→ DIRECTIONS
[A] Answer these from the text, one line each:
(i) For how many years does the text say "we" have been sneering at anyone elected to anything?
(ii) For how much did Martina Hingis sue her shoe supplier?
(iii) In which year's election did Michael Foot suffer a heavy defeat?
[B] Reproduce the passage of the text below word for word, starting at "So why should" and ending at "a complete sham.".

→ TEXT

## Start

So why should people bother to vote? If the parties themselves don't believe in the importance or competence of elected representatives, why should the voters? For 20 years, we have been sneering at anyone who is elected to anything, whether it is parliament, a council or a trade union leadership. We have been told that business people (why does the media not treat them with cynical disdain?) are intelligent and imaginative, while elected people are venal and stupid. This is a self-fulfilling prophecy. We are destroying democracy, and Labour now has what may be the last chance to stop it becoming a complete sham.

See you in court

In what academics call "late capitalism" (how they know it is not still early capitalism is unclear, but that is another matter), economic growth and job creation must come from service industries. And we look particularly to the litigation industry. A medal, then, for the lawyers who advised Martina Hingis, the top female tennis player, to sue her shoe supplier for nearly £30m, on the grounds that her shoes caused chronic injuries and damaged her career. Ingenious lawyers, even now, will be considering further possibilities. The former Labour leader Michael Foot could sue the manufacturer of the donkey jacket that he once wore at the Cenotaph, provoking a storm of press abuse that led to heavy defeat in the 1983 election. Shirley (now Baroness) Williams could sue her hairdresser for her failure ever to achieve the political heights that were predicted for her. And Michael Portillo? For the sake of hair gel manufacturers, we must hope that the quiff stays in place and that he wins the Tory leadership.

## End

→ SUPPLIED MATERIAL
## Start

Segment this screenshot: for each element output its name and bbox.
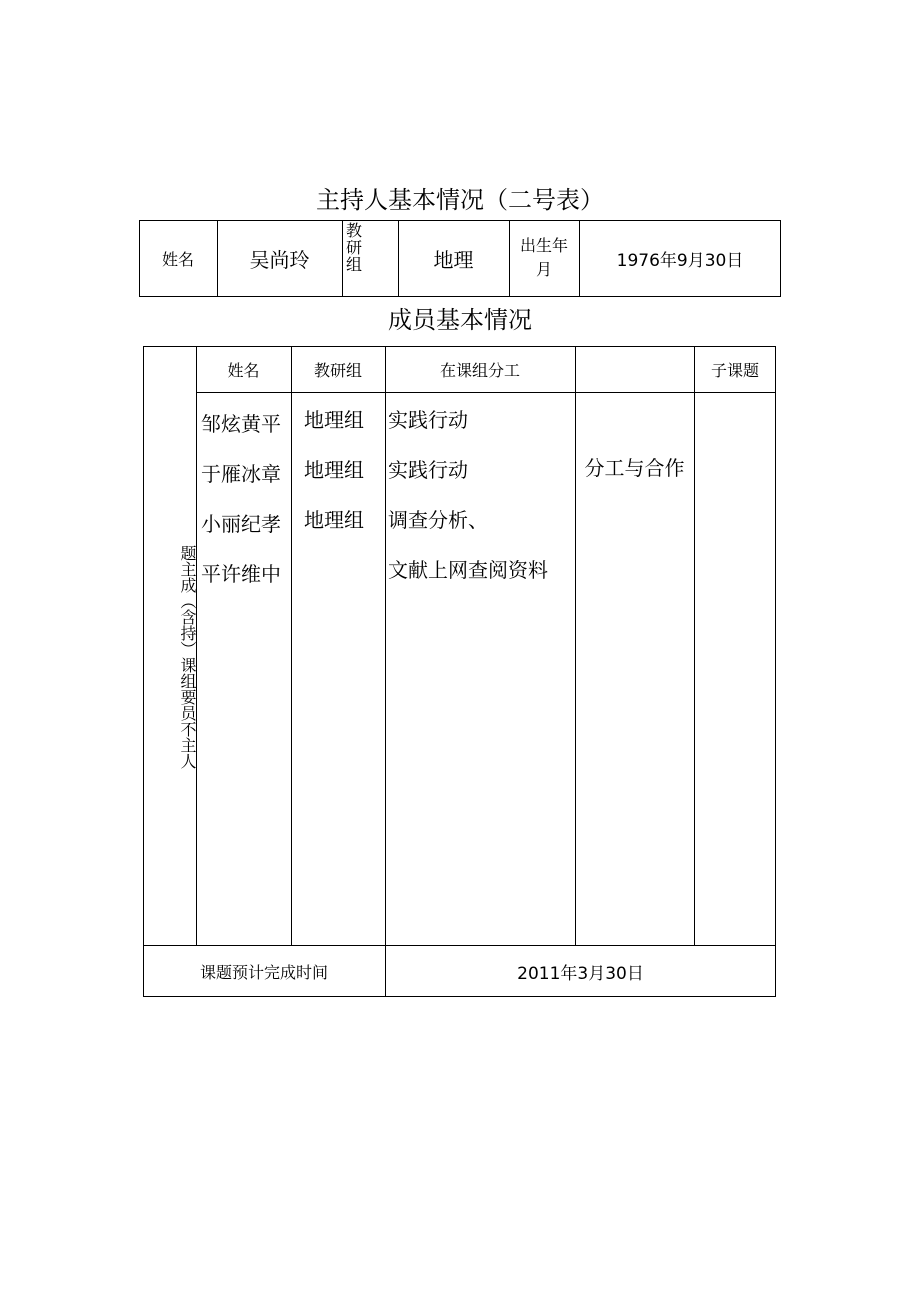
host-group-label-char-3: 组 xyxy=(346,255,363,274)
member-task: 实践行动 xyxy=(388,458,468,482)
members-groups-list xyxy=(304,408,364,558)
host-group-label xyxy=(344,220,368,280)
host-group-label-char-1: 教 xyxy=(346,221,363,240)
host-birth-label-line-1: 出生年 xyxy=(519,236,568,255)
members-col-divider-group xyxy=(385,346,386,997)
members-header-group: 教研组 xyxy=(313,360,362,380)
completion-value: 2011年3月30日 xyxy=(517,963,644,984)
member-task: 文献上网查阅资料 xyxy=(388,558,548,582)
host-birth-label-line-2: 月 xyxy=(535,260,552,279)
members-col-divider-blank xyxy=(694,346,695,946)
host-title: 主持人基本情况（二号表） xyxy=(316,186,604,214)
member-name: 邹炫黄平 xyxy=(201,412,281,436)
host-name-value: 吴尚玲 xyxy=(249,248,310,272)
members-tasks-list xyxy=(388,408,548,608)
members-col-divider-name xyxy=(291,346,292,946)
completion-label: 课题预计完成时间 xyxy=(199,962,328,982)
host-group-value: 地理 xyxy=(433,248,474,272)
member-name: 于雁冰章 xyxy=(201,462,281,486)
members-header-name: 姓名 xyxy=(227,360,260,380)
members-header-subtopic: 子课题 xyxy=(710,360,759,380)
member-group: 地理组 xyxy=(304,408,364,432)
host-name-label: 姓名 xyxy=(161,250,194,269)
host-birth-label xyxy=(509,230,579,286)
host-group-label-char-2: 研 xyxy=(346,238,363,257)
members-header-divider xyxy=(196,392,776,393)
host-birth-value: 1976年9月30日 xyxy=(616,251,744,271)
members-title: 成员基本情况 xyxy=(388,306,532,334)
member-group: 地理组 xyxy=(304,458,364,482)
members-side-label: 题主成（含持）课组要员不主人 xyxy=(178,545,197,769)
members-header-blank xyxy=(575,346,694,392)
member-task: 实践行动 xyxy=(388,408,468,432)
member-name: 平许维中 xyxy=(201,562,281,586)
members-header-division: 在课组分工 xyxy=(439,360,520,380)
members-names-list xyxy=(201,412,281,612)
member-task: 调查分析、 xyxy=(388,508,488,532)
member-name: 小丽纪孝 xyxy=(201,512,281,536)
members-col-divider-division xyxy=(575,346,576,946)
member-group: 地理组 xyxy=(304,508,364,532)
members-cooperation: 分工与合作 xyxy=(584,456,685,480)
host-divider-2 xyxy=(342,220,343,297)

## End

→ ANSWERS TO THE TASKS
[A]
(i) 20 years
(ii) Nearly £30m
(iii) 1983

[B]
So why should people bother to vote? If the parties themselves don't believe in the importance or competence of elected representatives, why should the voters? For 20 years, we have been sneering at anyone who is elected to anything, whether it is parliament, a council or a trade union leadership. We have been told that business people (why does the media not treat them with cynical disdain?) are intelligent and imaginative, while elected people are venal and stupid. This is a self-fulfilling prophecy. We are destroying democracy, and Labour now has what may be the last chance to stop it becoming a complete sham.